» Listing:
———
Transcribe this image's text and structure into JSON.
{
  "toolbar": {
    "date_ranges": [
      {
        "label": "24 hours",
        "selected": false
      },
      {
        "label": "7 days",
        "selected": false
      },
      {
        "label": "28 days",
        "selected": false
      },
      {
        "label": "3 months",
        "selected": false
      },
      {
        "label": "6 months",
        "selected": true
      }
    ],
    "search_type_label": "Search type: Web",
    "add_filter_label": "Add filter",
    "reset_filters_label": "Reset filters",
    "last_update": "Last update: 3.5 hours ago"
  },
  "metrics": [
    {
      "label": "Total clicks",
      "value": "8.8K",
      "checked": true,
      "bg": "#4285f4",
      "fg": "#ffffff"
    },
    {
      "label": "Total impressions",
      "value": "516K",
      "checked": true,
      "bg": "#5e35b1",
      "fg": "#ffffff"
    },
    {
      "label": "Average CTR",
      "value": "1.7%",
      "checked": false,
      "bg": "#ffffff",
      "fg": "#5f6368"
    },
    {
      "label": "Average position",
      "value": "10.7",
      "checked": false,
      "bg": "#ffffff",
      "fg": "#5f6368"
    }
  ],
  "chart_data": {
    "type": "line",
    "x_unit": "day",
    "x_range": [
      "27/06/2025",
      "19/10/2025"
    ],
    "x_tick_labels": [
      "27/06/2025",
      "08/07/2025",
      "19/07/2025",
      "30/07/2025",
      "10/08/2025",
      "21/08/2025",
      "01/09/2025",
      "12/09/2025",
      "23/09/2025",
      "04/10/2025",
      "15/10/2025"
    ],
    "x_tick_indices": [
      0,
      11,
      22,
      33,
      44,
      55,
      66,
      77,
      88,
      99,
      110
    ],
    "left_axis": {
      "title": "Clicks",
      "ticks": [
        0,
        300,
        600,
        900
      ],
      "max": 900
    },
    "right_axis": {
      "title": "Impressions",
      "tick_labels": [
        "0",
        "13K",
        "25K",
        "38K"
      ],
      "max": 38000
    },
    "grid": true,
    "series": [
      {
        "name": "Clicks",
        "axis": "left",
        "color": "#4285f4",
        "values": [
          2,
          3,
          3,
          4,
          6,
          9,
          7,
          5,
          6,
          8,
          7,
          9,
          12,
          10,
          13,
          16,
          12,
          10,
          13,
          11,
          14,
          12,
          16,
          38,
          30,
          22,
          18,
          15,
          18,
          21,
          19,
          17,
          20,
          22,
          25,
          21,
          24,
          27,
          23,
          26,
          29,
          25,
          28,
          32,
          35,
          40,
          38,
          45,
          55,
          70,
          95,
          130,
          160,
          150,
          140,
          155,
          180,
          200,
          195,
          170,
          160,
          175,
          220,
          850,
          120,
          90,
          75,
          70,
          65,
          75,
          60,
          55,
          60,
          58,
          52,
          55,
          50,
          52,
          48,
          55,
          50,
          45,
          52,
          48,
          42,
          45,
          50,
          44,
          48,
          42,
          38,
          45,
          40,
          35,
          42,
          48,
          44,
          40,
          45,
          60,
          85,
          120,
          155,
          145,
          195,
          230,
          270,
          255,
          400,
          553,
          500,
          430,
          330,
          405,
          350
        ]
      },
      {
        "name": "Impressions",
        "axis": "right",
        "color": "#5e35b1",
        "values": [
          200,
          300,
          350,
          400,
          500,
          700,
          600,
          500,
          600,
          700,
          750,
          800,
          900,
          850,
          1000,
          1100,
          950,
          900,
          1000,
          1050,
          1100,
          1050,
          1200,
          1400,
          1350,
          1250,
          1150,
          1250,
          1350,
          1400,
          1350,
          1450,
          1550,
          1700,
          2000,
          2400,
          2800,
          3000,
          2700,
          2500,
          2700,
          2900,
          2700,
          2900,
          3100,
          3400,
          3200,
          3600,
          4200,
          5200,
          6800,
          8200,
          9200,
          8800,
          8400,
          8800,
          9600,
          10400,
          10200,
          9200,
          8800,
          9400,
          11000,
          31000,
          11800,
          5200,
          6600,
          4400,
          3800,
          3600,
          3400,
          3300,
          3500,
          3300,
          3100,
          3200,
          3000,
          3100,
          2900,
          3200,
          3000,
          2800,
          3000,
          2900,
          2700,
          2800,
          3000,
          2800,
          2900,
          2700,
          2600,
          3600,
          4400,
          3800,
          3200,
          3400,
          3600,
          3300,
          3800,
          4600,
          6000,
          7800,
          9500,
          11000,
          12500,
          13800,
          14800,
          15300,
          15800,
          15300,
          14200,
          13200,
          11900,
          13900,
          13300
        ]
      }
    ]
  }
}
———
» Exercise description: All of the data above should be transcribed exactly.

» Completed exercise:
Transcribe this image's text and structure into JSON.
{
  "toolbar": {
    "date_ranges": [
      {
        "label": "24 hours",
        "selected": false
      },
      {
        "label": "7 days",
        "selected": false
      },
      {
        "label": "28 days",
        "selected": false
      },
      {
        "label": "3 months",
        "selected": false
      },
      {
        "label": "6 months",
        "selected": true
      }
    ],
    "search_type_label": "Search type: Web",
    "add_filter_label": "Add filter",
    "reset_filters_label": "Reset filters",
    "last_update": "Last update: 3.5 hours ago"
  },
  "metrics": [
    {
      "label": "Total clicks",
      "value": "8.8K",
      "checked": true,
      "bg": "#4285f4",
      "fg": "#ffffff"
    },
    {
      "label": "Total impressions",
      "value": "516K",
      "checked": true,
      "bg": "#5e35b1",
      "fg": "#ffffff"
    },
    {
      "label": "Average CTR",
      "value": "1.7%",
      "checked": false,
      "bg": "#ffffff",
      "fg": "#5f6368"
    },
    {
      "label": "Average position",
      "value": "10.7",
      "checked": false,
      "bg": "#ffffff",
      "fg": "#5f6368"
    }
  ],
  "chart_data": {
    "type": "line",
    "x_unit": "day",
    "x_range": [
      "27/06/2025",
      "19/10/2025"
    ],
    "x_tick_labels": [
      "27/06/2025",
      "08/07/2025",
      "19/07/2025",
      "30/07/2025",
      "10/08/2025",
      "21/08/2025",
      "01/09/2025",
      "12/09/2025",
      "23/09/2025",
      "04/10/2025",
      "15/10/2025"
    ],
    "x_tick_indices": [
      0,
      11,
      22,
      33,
      44,
      55,
      66,
      77,
      88,
      99,
      110
    ],
    "left_axis": {
      "title": "Clicks",
      "ticks": [
        0,
        300,
        600,
        900
      ],
      "max": 900
    },
    "right_axis": {
      "title": "Impressions",
      "tick_labels": [
        "0",
        "13K",
        "25K",
        "38K"
      ],
      "max": 38000
    },
    "grid": true,
    "series": [
      {
        "name": "Clicks",
        "axis": "left",
        "color": "#4285f4",
        "values": [
          2,
          3,
          3,
          4,
          6,
          9,
          7,
          5,
          6,
          8,
          7,
          9,
          12,
          10,
          13,
          16,
          12,
          10,
          13,
          11,
          14,
          12,
          16,
          38,
          30,
          22,
          18,
          15,
          18,
          21,
          19,
          17,
          20,
          22,
          25,
          21,
          24,
          27,
          23,
          26,
          29,
          25,
          28,
          32,
          35,
          40,
          38,
          45,
          55,
          70,
          95,
          130,
          160,
          150,
          140,
          155,
          180,
          200,
          195,
          170,
          160,
          175,
          220,
          850,
          120,
          90,
          75,
          70,
          65,
          75,
          60,
          55,
          60,
          58,
          52,
          55,
          50,
          52,
          48,
          55,
          50,
          45,
          52,
          48,
          42,
          45,
          50,
          44,
          48,
          42,
          38,
          45,
          40,
          35,
          42,
          48,
          44,
          40,
          45,
          60,
          85,
          120,
          155,
          145,
          195,
          230,
          270,
          255,
          400,
          553,
          500,
          430,
          330,
          405,
          350
        ]
      },
      {
        "name": "Impressions",
        "axis": "right",
        "color": "#5e35b1",
        "values": [
          200,
          300,
          350,
          400,
          500,
          700,
          600,
          500,
          600,
          700,
          750,
          800,
          900,
          850,
          1000,
          1100,
          950,
          900,
          1000,
          1050,
          1100,
          1050,
          1200,
          1400,
          1350,
          1250,
          1150,
          1250,
          1350,
          1400,
          1350,
          1450,
          1550,
          1700,
          2000,
          2400,
          2800,
          3000,
          2700,
          2500,
          2700,
          2900,
          2700,
          2900,
          3100,
          3400,
          3200,
          3600,
          4200,
          5200,
          6800,
          8200,
          9200,
          8800,
          8400,
          8800,
          9600,
          10400,
          10200,
          9200,
          8800,
          9400,
          11000,
          31000,
          11800,
          5200,
          6600,
          4400,
          3800,
          3600,
          3400,
          3300,
          3500,
          3300,
          3100,
          3200,
          3000,
          3100,
          2900,
          3200,
          3000,
          2800,
          3000,
          2900,
          2700,
          2800,
          3000,
          2800,
          2900,
          2700,
          2600,
          3600,
          4400,
          3800,
          3200,
          3400,
          3600,
          3300,
          3800,
          4600,
          6000,
          7800,
          9500,
          11000,
          12500,
          13800,
          14800,
          15300,
          15800,
          15300,
          14200,
          13200,
          11900,
          13900,
          13300
        ]
      }
    ]
  }
}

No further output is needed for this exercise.